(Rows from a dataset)
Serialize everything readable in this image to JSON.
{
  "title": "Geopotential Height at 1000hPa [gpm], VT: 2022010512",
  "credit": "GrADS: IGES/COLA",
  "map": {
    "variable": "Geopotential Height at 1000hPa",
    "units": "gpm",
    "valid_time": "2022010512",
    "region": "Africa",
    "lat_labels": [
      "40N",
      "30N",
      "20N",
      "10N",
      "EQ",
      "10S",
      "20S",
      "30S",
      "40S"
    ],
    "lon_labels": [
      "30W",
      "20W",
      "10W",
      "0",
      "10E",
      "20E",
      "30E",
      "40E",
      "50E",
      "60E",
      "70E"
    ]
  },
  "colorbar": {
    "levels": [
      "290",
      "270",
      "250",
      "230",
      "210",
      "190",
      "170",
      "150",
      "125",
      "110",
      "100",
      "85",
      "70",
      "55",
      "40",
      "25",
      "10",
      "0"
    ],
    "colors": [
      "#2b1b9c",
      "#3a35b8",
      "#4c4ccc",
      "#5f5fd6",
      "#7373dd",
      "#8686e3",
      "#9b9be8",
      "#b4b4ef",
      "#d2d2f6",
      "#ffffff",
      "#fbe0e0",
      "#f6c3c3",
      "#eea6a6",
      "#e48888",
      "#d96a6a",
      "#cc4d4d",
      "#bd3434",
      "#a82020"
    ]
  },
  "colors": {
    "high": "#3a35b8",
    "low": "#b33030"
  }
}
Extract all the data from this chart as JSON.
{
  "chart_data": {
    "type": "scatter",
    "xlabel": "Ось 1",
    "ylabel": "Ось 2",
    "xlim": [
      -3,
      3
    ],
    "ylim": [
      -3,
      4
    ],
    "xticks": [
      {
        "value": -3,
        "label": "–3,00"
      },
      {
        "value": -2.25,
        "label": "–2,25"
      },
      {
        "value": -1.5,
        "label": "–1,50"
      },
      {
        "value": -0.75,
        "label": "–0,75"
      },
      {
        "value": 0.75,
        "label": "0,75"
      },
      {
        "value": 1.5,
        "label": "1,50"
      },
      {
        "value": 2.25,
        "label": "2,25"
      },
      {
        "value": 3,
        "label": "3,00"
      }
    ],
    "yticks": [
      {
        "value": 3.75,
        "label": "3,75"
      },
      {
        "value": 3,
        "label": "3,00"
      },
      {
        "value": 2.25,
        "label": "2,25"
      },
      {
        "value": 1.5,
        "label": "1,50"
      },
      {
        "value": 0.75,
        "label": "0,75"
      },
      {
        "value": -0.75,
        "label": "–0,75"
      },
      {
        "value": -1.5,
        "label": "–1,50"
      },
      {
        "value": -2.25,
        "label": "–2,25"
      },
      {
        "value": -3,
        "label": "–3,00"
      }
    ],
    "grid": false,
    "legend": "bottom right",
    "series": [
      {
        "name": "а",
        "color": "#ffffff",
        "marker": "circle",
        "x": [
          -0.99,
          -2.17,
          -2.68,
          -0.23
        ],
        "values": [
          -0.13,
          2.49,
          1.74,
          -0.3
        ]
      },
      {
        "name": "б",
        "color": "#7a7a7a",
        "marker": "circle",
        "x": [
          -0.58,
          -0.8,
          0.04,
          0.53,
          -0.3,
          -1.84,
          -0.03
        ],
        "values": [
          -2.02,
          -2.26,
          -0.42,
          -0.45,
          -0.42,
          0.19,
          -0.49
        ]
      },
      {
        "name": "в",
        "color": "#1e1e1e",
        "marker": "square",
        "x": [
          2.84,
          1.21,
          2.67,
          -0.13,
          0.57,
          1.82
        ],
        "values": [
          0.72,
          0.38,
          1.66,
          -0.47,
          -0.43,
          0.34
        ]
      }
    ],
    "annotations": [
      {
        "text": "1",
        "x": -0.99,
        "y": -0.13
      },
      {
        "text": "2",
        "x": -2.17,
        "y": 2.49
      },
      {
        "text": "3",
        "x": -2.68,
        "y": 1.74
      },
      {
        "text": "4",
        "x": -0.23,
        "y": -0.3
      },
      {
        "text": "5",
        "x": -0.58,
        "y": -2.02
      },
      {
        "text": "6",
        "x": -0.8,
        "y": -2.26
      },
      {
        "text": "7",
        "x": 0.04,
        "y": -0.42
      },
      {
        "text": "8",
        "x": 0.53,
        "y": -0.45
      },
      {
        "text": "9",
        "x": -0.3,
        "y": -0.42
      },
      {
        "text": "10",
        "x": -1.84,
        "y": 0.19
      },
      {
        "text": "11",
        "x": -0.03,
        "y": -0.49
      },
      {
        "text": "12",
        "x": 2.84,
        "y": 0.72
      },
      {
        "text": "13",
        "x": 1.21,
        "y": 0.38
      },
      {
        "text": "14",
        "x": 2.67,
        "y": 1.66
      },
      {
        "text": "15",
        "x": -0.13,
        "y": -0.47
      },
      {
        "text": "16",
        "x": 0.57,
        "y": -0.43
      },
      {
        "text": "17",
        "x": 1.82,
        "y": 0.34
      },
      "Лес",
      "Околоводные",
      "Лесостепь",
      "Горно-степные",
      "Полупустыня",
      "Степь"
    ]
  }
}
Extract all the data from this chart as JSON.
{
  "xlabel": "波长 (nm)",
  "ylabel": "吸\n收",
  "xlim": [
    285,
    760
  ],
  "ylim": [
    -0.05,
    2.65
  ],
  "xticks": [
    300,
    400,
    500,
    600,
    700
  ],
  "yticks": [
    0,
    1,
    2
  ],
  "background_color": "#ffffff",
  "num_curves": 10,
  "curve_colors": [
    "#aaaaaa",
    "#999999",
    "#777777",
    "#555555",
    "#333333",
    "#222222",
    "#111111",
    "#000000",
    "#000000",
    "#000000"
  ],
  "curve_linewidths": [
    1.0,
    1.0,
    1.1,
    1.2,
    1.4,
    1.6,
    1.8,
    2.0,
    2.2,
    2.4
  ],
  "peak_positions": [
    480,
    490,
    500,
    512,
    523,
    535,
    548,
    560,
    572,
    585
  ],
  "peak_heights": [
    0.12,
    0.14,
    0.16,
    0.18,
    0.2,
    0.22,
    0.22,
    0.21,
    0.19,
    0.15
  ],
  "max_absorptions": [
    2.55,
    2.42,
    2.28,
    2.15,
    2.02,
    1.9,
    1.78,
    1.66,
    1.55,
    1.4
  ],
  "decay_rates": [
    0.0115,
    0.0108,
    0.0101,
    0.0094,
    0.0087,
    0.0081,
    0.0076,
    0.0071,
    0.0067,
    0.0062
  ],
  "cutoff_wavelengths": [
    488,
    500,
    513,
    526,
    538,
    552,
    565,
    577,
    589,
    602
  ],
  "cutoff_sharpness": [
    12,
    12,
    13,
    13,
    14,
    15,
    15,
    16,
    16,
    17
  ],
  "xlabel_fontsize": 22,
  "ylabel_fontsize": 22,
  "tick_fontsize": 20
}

• _Objective_:
Reproduce the full set of records precisely.

• _Task response_:
Serialize everything readable in this image to JSON.
{
  "title": "Geopotential Height at 1000hPa [gpm], VT: 2022010512",
  "credit": "GrADS: IGES/COLA",
  "map": {
    "variable": "Geopotential Height at 1000hPa",
    "units": "gpm",
    "valid_time": "2022010512",
    "region": "Africa",
    "lat_labels": [
      "40N",
      "30N",
      "20N",
      "10N",
      "EQ",
      "10S",
      "20S",
      "30S",
      "40S"
    ],
    "lon_labels": [
      "30W",
      "20W",
      "10W",
      "0",
      "10E",
      "20E",
      "30E",
      "40E",
      "50E",
      "60E",
      "70E"
    ]
  },
  "colorbar": {
    "levels": [
      "290",
      "270",
      "250",
      "230",
      "210",
      "190",
      "170",
      "150",
      "125",
      "110",
      "100",
      "85",
      "70",
      "55",
      "40",
      "25",
      "10",
      "0"
    ],
    "colors": [
      "#2b1b9c",
      "#3a35b8",
      "#4c4ccc",
      "#5f5fd6",
      "#7373dd",
      "#8686e3",
      "#9b9be8",
      "#b4b4ef",
      "#d2d2f6",
      "#ffffff",
      "#fbe0e0",
      "#f6c3c3",
      "#eea6a6",
      "#e48888",
      "#d96a6a",
      "#cc4d4d",
      "#bd3434",
      "#a82020"
    ]
  },
  "colors": {
    "high": "#3a35b8",
    "low": "#b33030"
  }
}
Extract all the data from this chart as JSON.
{
  "chart_data": {
    "type": "scatter",
    "xlabel": "Ось 1",
    "ylabel": "Ось 2",
    "xlim": [
      -3,
      3
    ],
    "ylim": [
      -3,
      4
    ],
    "xticks": [
      {
        "value": -3,
        "label": "–3,00"
      },
      {
        "value": -2.25,
        "label": "–2,25"
      },
      {
        "value": -1.5,
        "label": "–1,50"
      },
      {
        "value": -0.75,
        "label": "–0,75"
      },
      {
        "value": 0.75,
        "label": "0,75"
      },
      {
        "value": 1.5,
        "label": "1,50"
      },
      {
        "value": 2.25,
        "label": "2,25"
      },
      {
        "value": 3,
        "label": "3,00"
      }
    ],
    "yticks": [
      {
        "value": 3.75,
        "label": "3,75"
      },
      {
        "value": 3,
        "label": "3,00"
      },
      {
        "value": 2.25,
        "label": "2,25"
      },
      {
        "value": 1.5,
        "label": "1,50"
      },
      {
        "value": 0.75,
        "label": "0,75"
      },
      {
        "value": -0.75,
        "label": "–0,75"
      },
      {
        "value": -1.5,
        "label": "–1,50"
      },
      {
        "value": -2.25,
        "label": "–2,25"
      },
      {
        "value": -3,
        "label": "–3,00"
      }
    ],
    "grid": false,
    "legend": "bottom right",
    "series": [
      {
        "name": "а",
        "color": "#ffffff",
        "marker": "circle",
        "x": [
          -0.99,
          -2.17,
          -2.68,
          -0.23
        ],
        "values": [
          -0.13,
          2.49,
          1.74,
          -0.3
        ]
      },
      {
        "name": "б",
        "color": "#7a7a7a",
        "marker": "circle",
        "x": [
          -0.58,
          -0.8,
          0.04,
          0.53,
          -0.3,
          -1.84,
          -0.03
        ],
        "values": [
          -2.02,
          -2.26,
          -0.42,
          -0.45,
          -0.42,
          0.19,
          -0.49
        ]
      },
      {
        "name": "в",
        "color": "#1e1e1e",
        "marker": "square",
        "x": [
          2.84,
          1.21,
          2.67,
          -0.13,
          0.57,
          1.82
        ],
        "values": [
          0.72,
          0.38,
          1.66,
          -0.47,
          -0.43,
          0.34
        ]
      }
    ],
    "annotations": [
      {
        "text": "1",
        "x": -0.99,
        "y": -0.13
      },
      {
        "text": "2",
        "x": -2.17,
        "y": 2.49
      },
      {
        "text": "3",
        "x": -2.68,
        "y": 1.74
      },
      {
        "text": "4",
        "x": -0.23,
        "y": -0.3
      },
      {
        "text": "5",
        "x": -0.58,
        "y": -2.02
      },
      {
        "text": "6",
        "x": -0.8,
        "y": -2.26
      },
      {
        "text": "7",
        "x": 0.04,
        "y": -0.42
      },
      {
        "text": "8",
        "x": 0.53,
        "y": -0.45
      },
      {
        "text": "9",
        "x": -0.3,
        "y": -0.42
      },
      {
        "text": "10",
        "x": -1.84,
        "y": 0.19
      },
      {
        "text": "11",
        "x": -0.03,
        "y": -0.49
      },
      {
        "text": "12",
        "x": 2.84,
        "y": 0.72
      },
      {
        "text": "13",
        "x": 1.21,
        "y": 0.38
      },
      {
        "text": "14",
        "x": 2.67,
        "y": 1.66
      },
      {
        "text": "15",
        "x": -0.13,
        "y": -0.47
      },
      {
        "text": "16",
        "x": 0.57,
        "y": -0.43
      },
      {
        "text": "17",
        "x": 1.82,
        "y": 0.34
      },
      "Лес",
      "Околоводные",
      "Лесостепь",
      "Горно-степные",
      "Полупустыня",
      "Степь"
    ]
  }
}
Extract all the data from this chart as JSON.
{
  "xlabel": "波长 (nm)",
  "ylabel": "吸\n收",
  "xlim": [
    285,
    760
  ],
  "ylim": [
    -0.05,
    2.65
  ],
  "xticks": [
    300,
    400,
    500,
    600,
    700
  ],
  "yticks": [
    0,
    1,
    2
  ],
  "background_color": "#ffffff",
  "num_curves": 10,
  "curve_colors": [
    "#aaaaaa",
    "#999999",
    "#777777",
    "#555555",
    "#333333",
    "#222222",
    "#111111",
    "#000000",
    "#000000",
    "#000000"
  ],
  "curve_linewidths": [
    1.0,
    1.0,
    1.1,
    1.2,
    1.4,
    1.6,
    1.8,
    2.0,
    2.2,
    2.4
  ],
  "peak_positions": [
    480,
    490,
    500,
    512,
    523,
    535,
    548,
    560,
    572,
    585
  ],
  "peak_heights": [
    0.12,
    0.14,
    0.16,
    0.18,
    0.2,
    0.22,
    0.22,
    0.21,
    0.19,
    0.15
  ],
  "max_absorptions": [
    2.55,
    2.42,
    2.28,
    2.15,
    2.02,
    1.9,
    1.78,
    1.66,
    1.55,
    1.4
  ],
  "decay_rates": [
    0.0115,
    0.0108,
    0.0101,
    0.0094,
    0.0087,
    0.0081,
    0.0076,
    0.0071,
    0.0067,
    0.0062
  ],
  "cutoff_wavelengths": [
    488,
    500,
    513,
    526,
    538,
    552,
    565,
    577,
    589,
    602
  ],
  "cutoff_sharpness": [
    12,
    12,
    13,
    13,
    14,
    15,
    15,
    16,
    16,
    17
  ],
  "xlabel_fontsize": 22,
  "ylabel_fontsize": 22,
  "tick_fontsize": 20
}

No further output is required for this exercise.